* **What to work on**: Write out the full set of records exactly. Any pictures in them do not belong in the copy.

* **Data tied to figure images**:
- - -

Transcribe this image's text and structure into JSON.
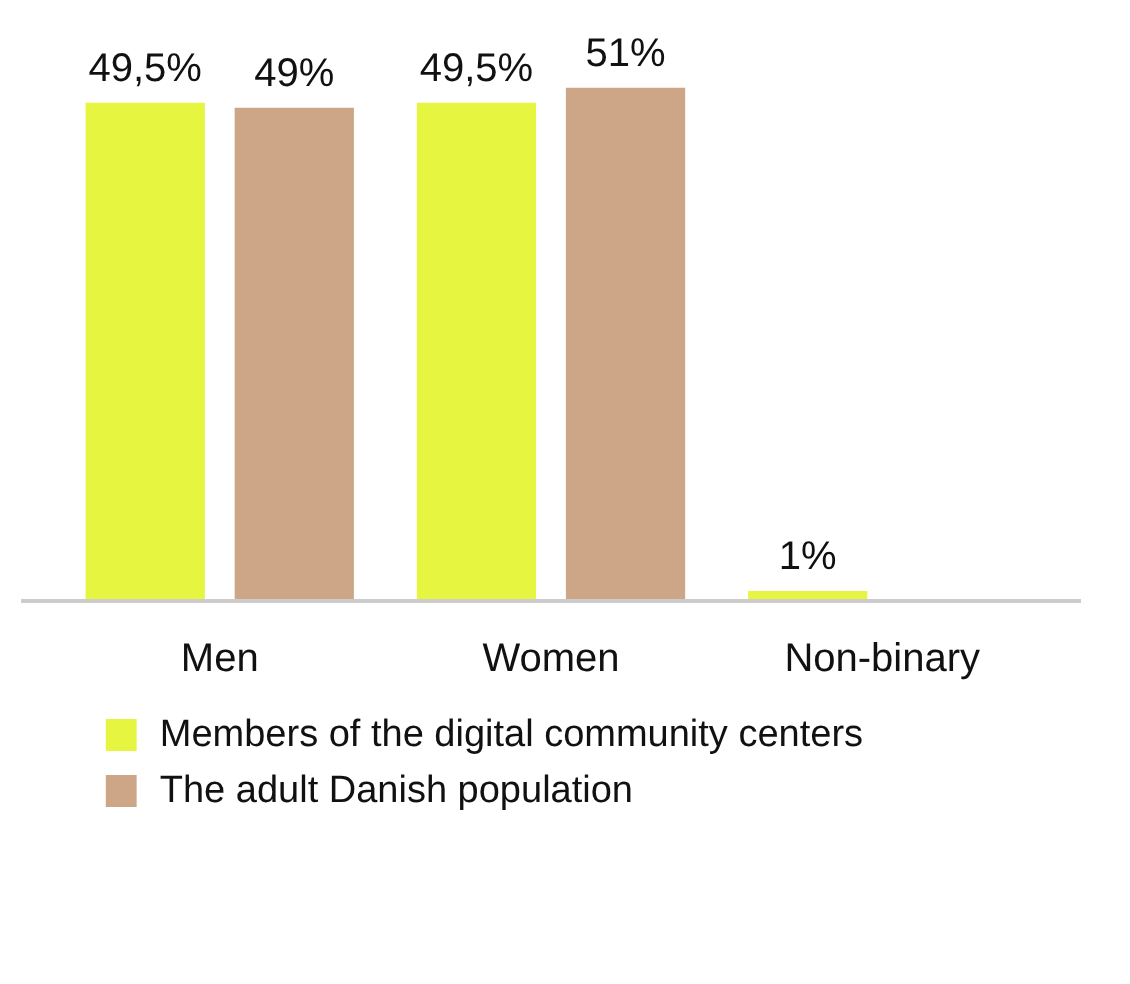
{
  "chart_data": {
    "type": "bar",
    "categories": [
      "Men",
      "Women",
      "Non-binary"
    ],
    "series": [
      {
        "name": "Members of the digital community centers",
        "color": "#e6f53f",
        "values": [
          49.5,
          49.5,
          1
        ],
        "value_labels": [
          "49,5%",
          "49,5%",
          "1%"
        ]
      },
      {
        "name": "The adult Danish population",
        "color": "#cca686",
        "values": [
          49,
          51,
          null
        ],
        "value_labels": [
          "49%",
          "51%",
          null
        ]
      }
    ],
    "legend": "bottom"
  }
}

- - -

* **Output of the task**:
Transcribe this image's text and structure into JSON.
{
  "chart_data": {
    "type": "bar",
    "categories": [
      "Men",
      "Women",
      "Non-binary"
    ],
    "series": [
      {
        "name": "Members of the digital community centers",
        "color": "#e6f53f",
        "values": [
          49.5,
          49.5,
          1
        ],
        "value_labels": [
          "49,5%",
          "49,5%",
          "1%"
        ]
      },
      {
        "name": "The adult Danish population",
        "color": "#cca686",
        "values": [
          49,
          51,
          null
        ],
        "value_labels": [
          "49%",
          "51%",
          null
        ]
      }
    ],
    "legend": "bottom"
  }
}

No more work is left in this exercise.